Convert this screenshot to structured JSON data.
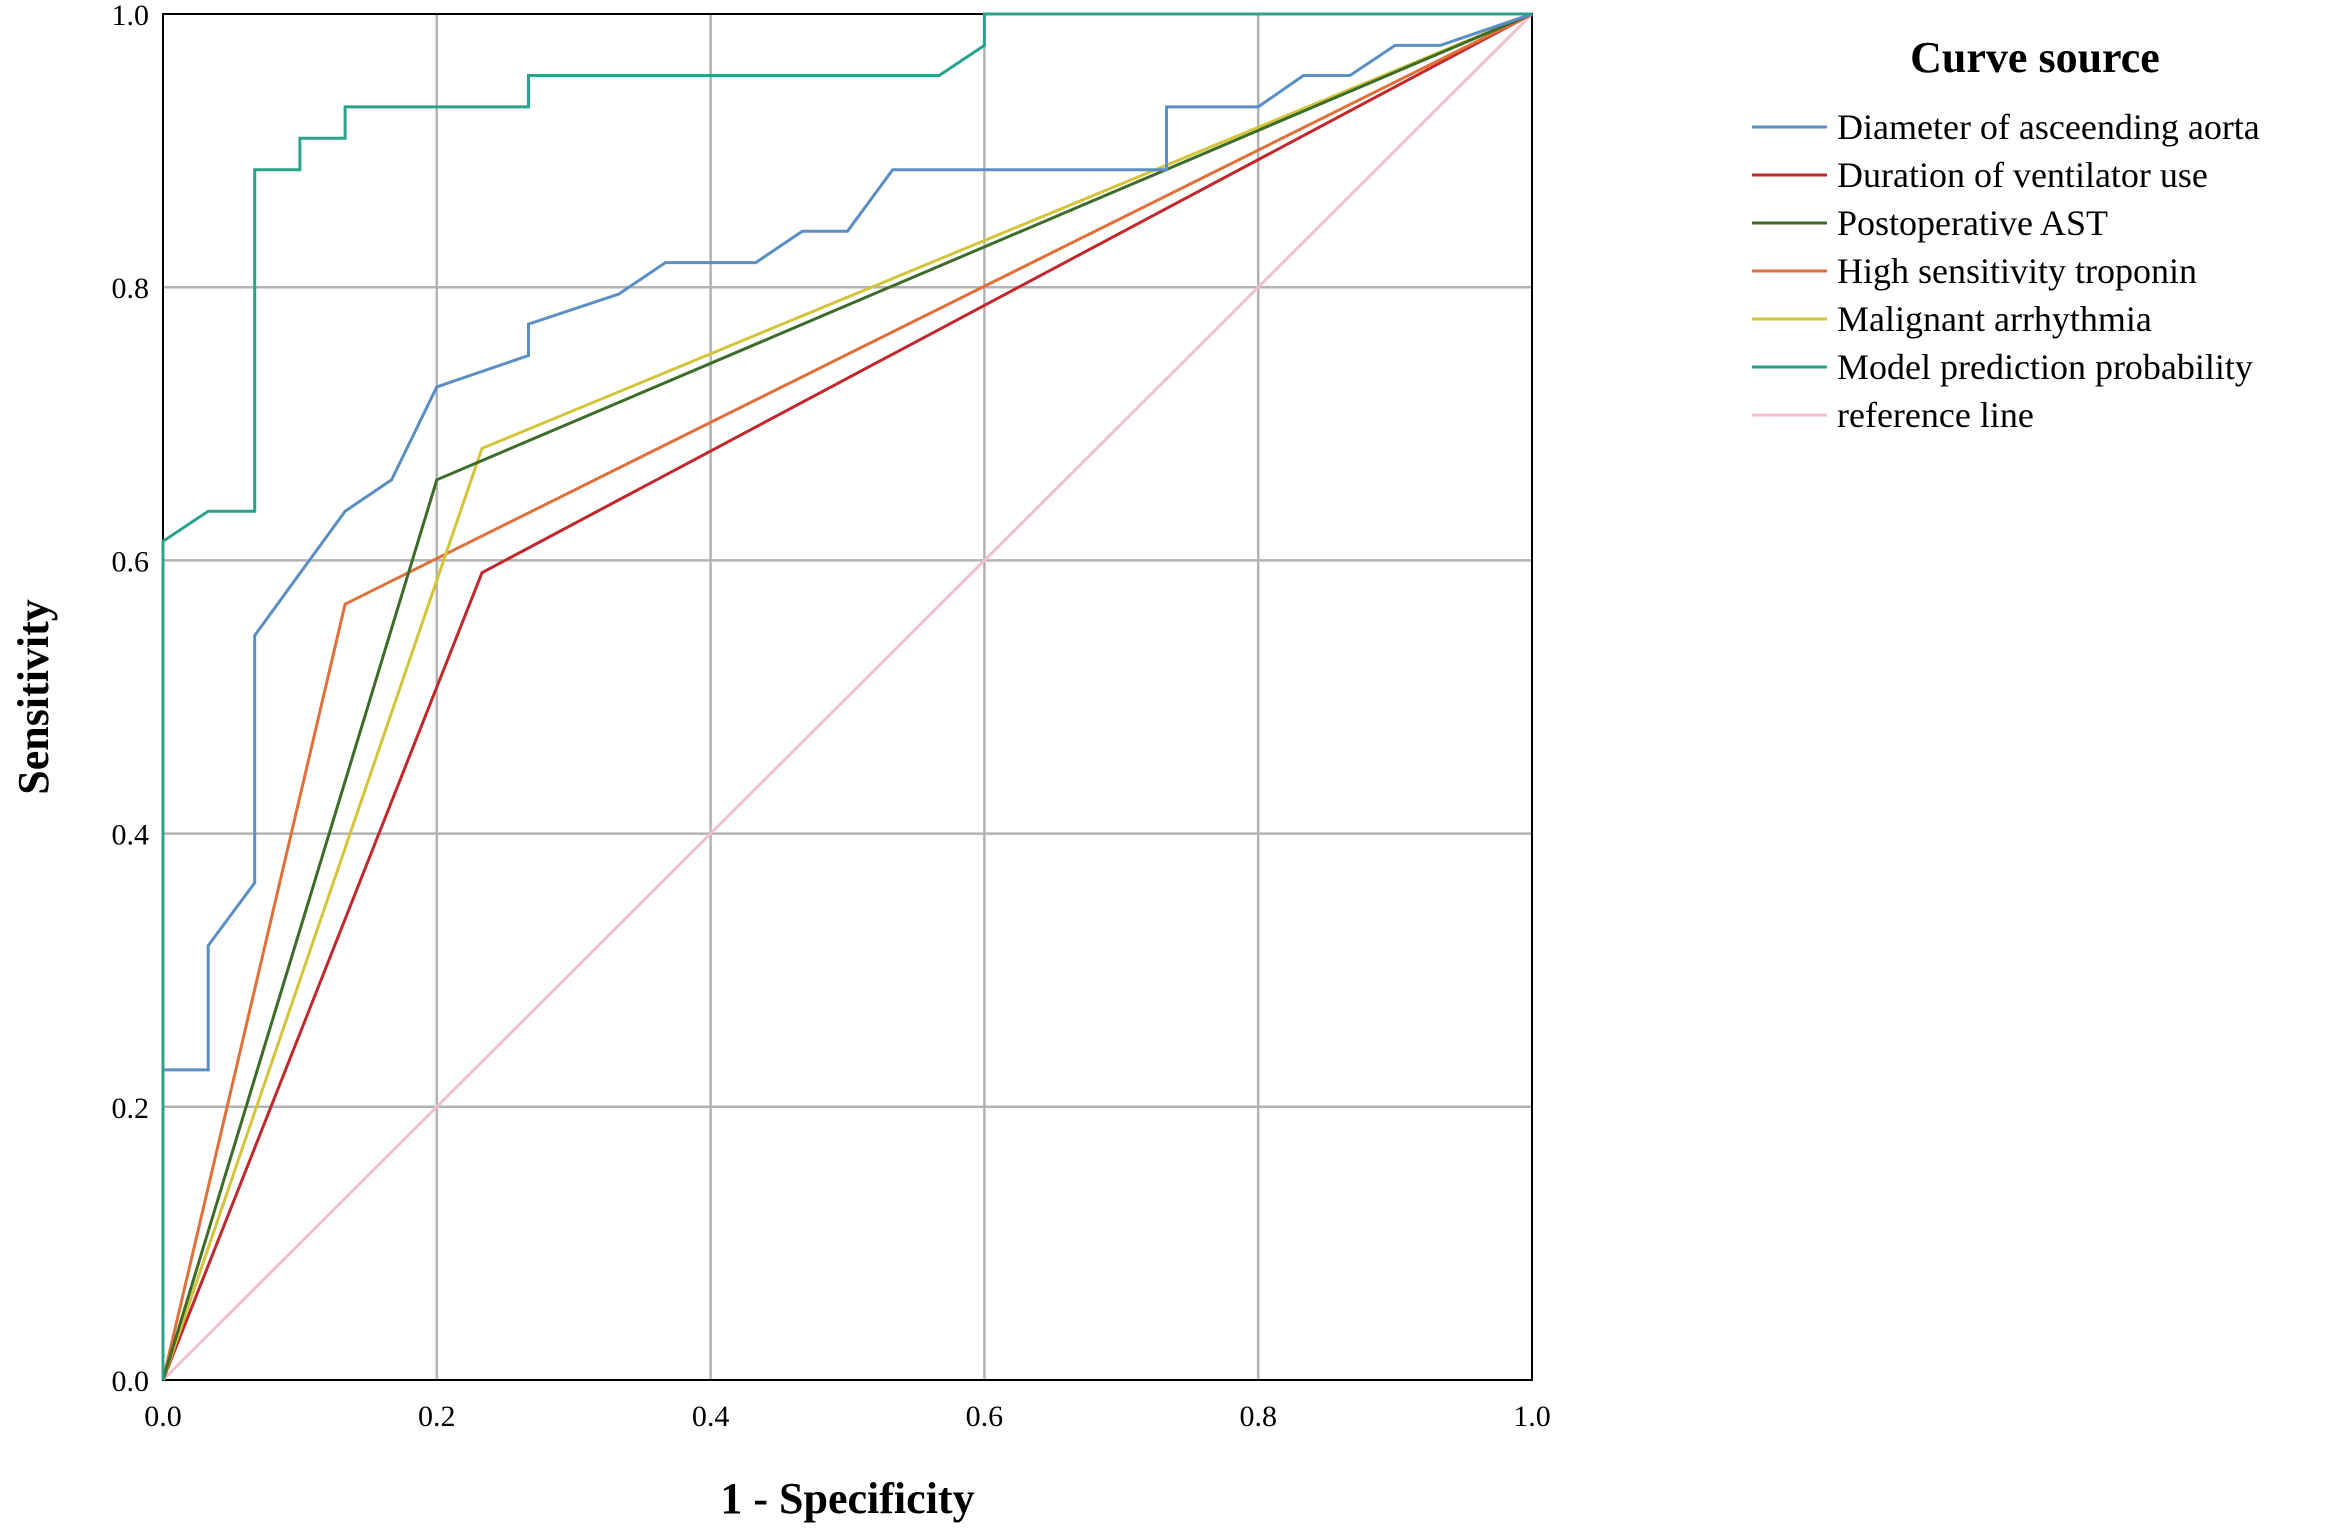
{
  "chart_data": {
    "type": "line",
    "title": "",
    "xlabel": "1 - Specificity",
    "ylabel": "Sensitivity",
    "xlim": [
      0,
      1
    ],
    "ylim": [
      0,
      1
    ],
    "xticks": [
      "0.0",
      "0.2",
      "0.4",
      "0.6",
      "0.8",
      "1.0"
    ],
    "yticks": [
      "0.0",
      "0.2",
      "0.4",
      "0.6",
      "0.8",
      "1.0"
    ],
    "grid": true,
    "legend_title": "Curve source",
    "legend_position": "right",
    "series": [
      {
        "name": "Diameter of asceending aorta",
        "color": "#5b8fc4",
        "x": [
          0,
          0,
          0.033,
          0.033,
          0.067,
          0.067,
          0.133,
          0.167,
          0.2,
          0.267,
          0.267,
          0.333,
          0.367,
          0.433,
          0.467,
          0.5,
          0.533,
          0.733,
          0.733,
          0.8,
          0.833,
          0.867,
          0.9,
          0.933,
          1.0
        ],
        "y": [
          0,
          0.227,
          0.227,
          0.318,
          0.364,
          0.545,
          0.636,
          0.659,
          0.727,
          0.75,
          0.773,
          0.795,
          0.818,
          0.818,
          0.841,
          0.841,
          0.886,
          0.886,
          0.932,
          0.932,
          0.955,
          0.955,
          0.977,
          0.977,
          1.0
        ]
      },
      {
        "name": "Duration of ventilator use",
        "color": "#c0282d",
        "x": [
          0,
          0.233,
          1.0
        ],
        "y": [
          0,
          0.591,
          1.0
        ]
      },
      {
        "name": "Postoperative AST",
        "color": "#3d6b2a",
        "x": [
          0,
          0.2,
          1.0
        ],
        "y": [
          0,
          0.659,
          1.0
        ]
      },
      {
        "name": "High sensitivity troponin",
        "color": "#e0703a",
        "x": [
          0,
          0.133,
          1.0
        ],
        "y": [
          0,
          0.568,
          1.0
        ]
      },
      {
        "name": "Malignant arrhythmia",
        "color": "#d3c53a",
        "x": [
          0,
          0.233,
          1.0
        ],
        "y": [
          0,
          0.682,
          1.0
        ]
      },
      {
        "name": "Model prediction probability",
        "color": "#2aa38d",
        "x": [
          0,
          0,
          0.033,
          0.067,
          0.067,
          0.1,
          0.1,
          0.133,
          0.133,
          0.267,
          0.267,
          0.567,
          0.6,
          0.6,
          1.0
        ],
        "y": [
          0,
          0.614,
          0.636,
          0.636,
          0.886,
          0.886,
          0.909,
          0.909,
          0.932,
          0.932,
          0.955,
          0.955,
          0.977,
          1.0,
          1.0
        ]
      },
      {
        "name": "reference line",
        "color": "#f2c0cc",
        "x": [
          0,
          1.0
        ],
        "y": [
          0,
          1.0
        ]
      }
    ]
  }
}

• **Aim**: Repeat each entry precisely as it appears. Leave the pictures out.

• **Reply**:
Convert this screenshot to structured JSON data.
{
  "chart_data": {
    "type": "line",
    "title": "",
    "xlabel": "1 - Specificity",
    "ylabel": "Sensitivity",
    "xlim": [
      0,
      1
    ],
    "ylim": [
      0,
      1
    ],
    "xticks": [
      "0.0",
      "0.2",
      "0.4",
      "0.6",
      "0.8",
      "1.0"
    ],
    "yticks": [
      "0.0",
      "0.2",
      "0.4",
      "0.6",
      "0.8",
      "1.0"
    ],
    "grid": true,
    "legend_title": "Curve source",
    "legend_position": "right",
    "series": [
      {
        "name": "Diameter of asceending aorta",
        "color": "#5b8fc4",
        "x": [
          0,
          0,
          0.033,
          0.033,
          0.067,
          0.067,
          0.133,
          0.167,
          0.2,
          0.267,
          0.267,
          0.333,
          0.367,
          0.433,
          0.467,
          0.5,
          0.533,
          0.733,
          0.733,
          0.8,
          0.833,
          0.867,
          0.9,
          0.933,
          1.0
        ],
        "y": [
          0,
          0.227,
          0.227,
          0.318,
          0.364,
          0.545,
          0.636,
          0.659,
          0.727,
          0.75,
          0.773,
          0.795,
          0.818,
          0.818,
          0.841,
          0.841,
          0.886,
          0.886,
          0.932,
          0.932,
          0.955,
          0.955,
          0.977,
          0.977,
          1.0
        ]
      },
      {
        "name": "Duration of ventilator use",
        "color": "#c0282d",
        "x": [
          0,
          0.233,
          1.0
        ],
        "y": [
          0,
          0.591,
          1.0
        ]
      },
      {
        "name": "Postoperative AST",
        "color": "#3d6b2a",
        "x": [
          0,
          0.2,
          1.0
        ],
        "y": [
          0,
          0.659,
          1.0
        ]
      },
      {
        "name": "High sensitivity troponin",
        "color": "#e0703a",
        "x": [
          0,
          0.133,
          1.0
        ],
        "y": [
          0,
          0.568,
          1.0
        ]
      },
      {
        "name": "Malignant arrhythmia",
        "color": "#d3c53a",
        "x": [
          0,
          0.233,
          1.0
        ],
        "y": [
          0,
          0.682,
          1.0
        ]
      },
      {
        "name": "Model prediction probability",
        "color": "#2aa38d",
        "x": [
          0,
          0,
          0.033,
          0.067,
          0.067,
          0.1,
          0.1,
          0.133,
          0.133,
          0.267,
          0.267,
          0.567,
          0.6,
          0.6,
          1.0
        ],
        "y": [
          0,
          0.614,
          0.636,
          0.636,
          0.886,
          0.886,
          0.909,
          0.909,
          0.932,
          0.932,
          0.955,
          0.955,
          0.977,
          1.0,
          1.0
        ]
      },
      {
        "name": "reference line",
        "color": "#f2c0cc",
        "x": [
          0,
          1.0
        ],
        "y": [
          0,
          1.0
        ]
      }
    ]
  }
}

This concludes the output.